■ Exercise ■
Set out the lines of the listing below as a numbered list, leaving out any blank lines. Start with the line that contains "topic-type-subheader: ボードビュー /" and continue through the line that contains "section-divider <box>28 407 580 408</box>".

------------------------------------------------------------------------

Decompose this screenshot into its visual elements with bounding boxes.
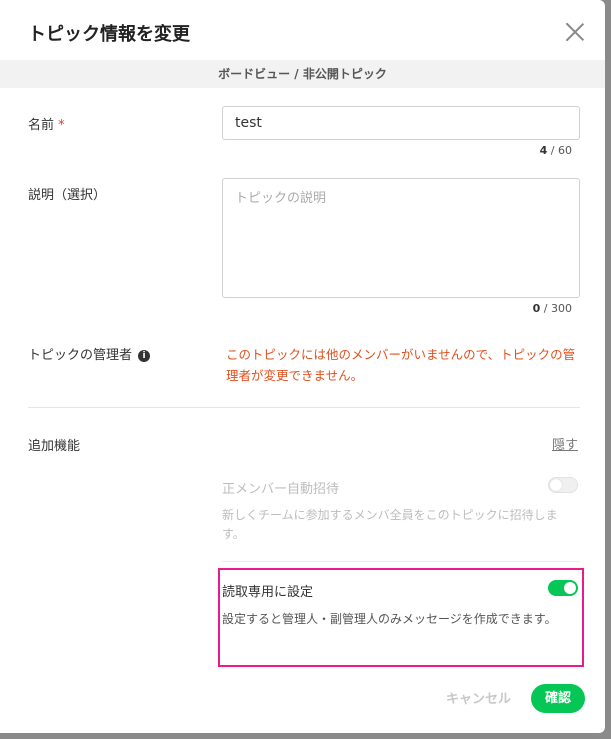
topic-type-subheader: ボードビュー / 非公開トピック <box>0 60 605 88</box>
name-char-max: / 60 <box>547 144 572 157</box>
required-mark: * <box>58 118 65 133</box>
auto-invite-toggle[interactable] <box>548 477 578 493</box>
read-only-title: 読取専用に設定 <box>222 585 314 600</box>
read-only-toggle[interactable] <box>548 580 578 596</box>
auto-invite-title: 正メンバー自動招待 <box>222 482 340 497</box>
hide-link[interactable]: 隠す <box>552 434 578 453</box>
description-textarea[interactable] <box>222 178 580 298</box>
extra-features-label: 追加機能 <box>28 439 81 454</box>
description-char-max: / 300 <box>540 302 572 315</box>
read-only-description: 設定すると管理人・副管理人のみメッセージを作成できます。 <box>222 612 557 626</box>
name-char-counter: 4 / 60 <box>540 144 572 157</box>
option-divider <box>222 561 580 562</box>
manager-label: トピックの管理者 i <box>28 344 151 363</box>
description-label: 説明（選択） <box>28 188 107 203</box>
edit-topic-dialog: トピック情報を変更 ボードビュー / 非公開トピック 名前 * 4 / 60 説… <box>0 0 605 733</box>
toggle-knob <box>564 582 576 594</box>
info-icon[interactable]: i <box>138 350 151 362</box>
close-icon[interactable] <box>565 22 585 42</box>
manager-warning-text: このトピックには他のメンバーがいませんので、トピックの管理者が変更できません。 <box>226 347 576 383</box>
name-label-text: 名前 <box>28 118 55 133</box>
auto-invite-description: 新しくチームに参加するメンバ全員をこのトピックに招待します。 <box>222 508 558 541</box>
dialog-title: トピック情報を変更 <box>28 24 190 45</box>
manager-label-text: トピックの管理者 <box>28 348 133 363</box>
description-char-counter: 0 / 300 <box>533 302 572 315</box>
cancel-button[interactable]: キャンセル <box>446 688 511 707</box>
confirm-button[interactable]: 確認 <box>531 684 585 713</box>
section-divider <box>28 407 580 408</box>
toggle-knob <box>550 479 562 491</box>
name-label: 名前 * <box>28 114 65 133</box>
name-input[interactable] <box>222 106 580 140</box>
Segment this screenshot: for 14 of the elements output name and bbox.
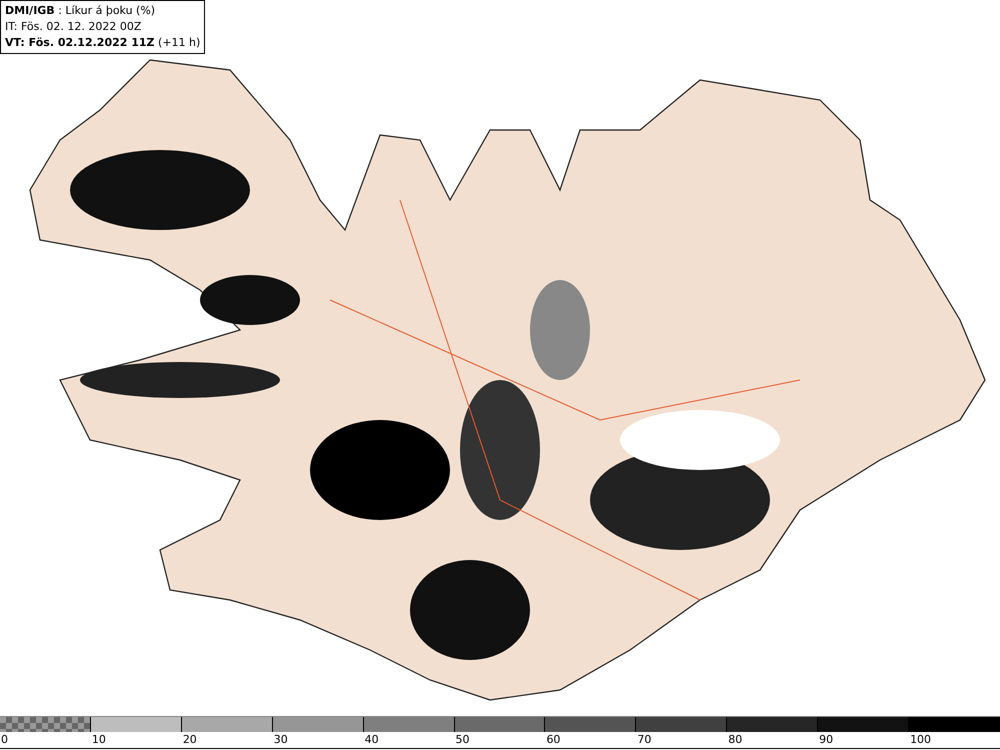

------------------------------------------------------------------------

■ Exercise answer ■
1. topic-type-subheader: ボードビュー / 非公開トピック <box>0 60 605 88</box>
2. name-char-max: / 60 <box>547 144 572 157</box>
3. required-mark: * <box>58 118 65 133</box>
4. auto-invite-toggle[interactable] <box>548 477 578 493</box>
5. read-only-title: 読取専用に設定 <box>222 585 314 600</box>
6. read-only-toggle[interactable] <box>548 580 578 596</box>
7. auto-invite-title: 正メンバー自動招待 <box>222 482 340 497</box>
8. hide-link[interactable]: 隠す <box>552 434 578 453</box>
9. description-textarea[interactable] <box>222 178 580 298</box>
10. extra-features-label: 追加機能 <box>28 439 81 454</box>
11. description-char-max: / 300 <box>540 302 572 315</box>
12. read-only-description: 設定すると管理人・副管理人のみメッセージを作成できます。 <box>222 612 557 626</box>
13. name-char-counter: 4 / 60 <box>540 144 572 157</box>
14. option-divider <box>222 561 580 562</box>
15. manager-label: トピックの管理者 i <box>28 344 151 363</box>
16. description-label: 説明（選択） <box>28 188 107 203</box>
17. edit-topic-dialog: トピック情報を変更 ボードビュー / 非公開トピック 名前 * 4 / 60 説… <box>0 0 605 733</box>
18. toggle-knob <box>564 582 576 594</box>
19. info-icon[interactable]: i <box>138 350 151 362</box>
20. close-icon[interactable] <box>565 22 585 42</box>
21. manager-warning-text: このトピックには他のメンバーがいませんので、トピックの管理者が変更できません。 <box>226 347 576 383</box>
22. name-label-text: 名前 <box>28 118 55 133</box>
23. auto-invite-description: 新しくチームに参加するメンバ全員をこのトピックに招待します。 <box>222 508 558 541</box>
24. dialog-title: トピック情報を変更 <box>28 24 190 45</box>
25. manager-label-text: トピックの管理者 <box>28 348 133 363</box>
26. description-char-counter: 0 / 300 <box>533 302 572 315</box>
27. cancel-button[interactable]: キャンセル <box>446 688 511 707</box>
28. confirm-button[interactable]: 確認 <box>531 684 585 713</box>
29. section-divider <box>28 407 580 408</box>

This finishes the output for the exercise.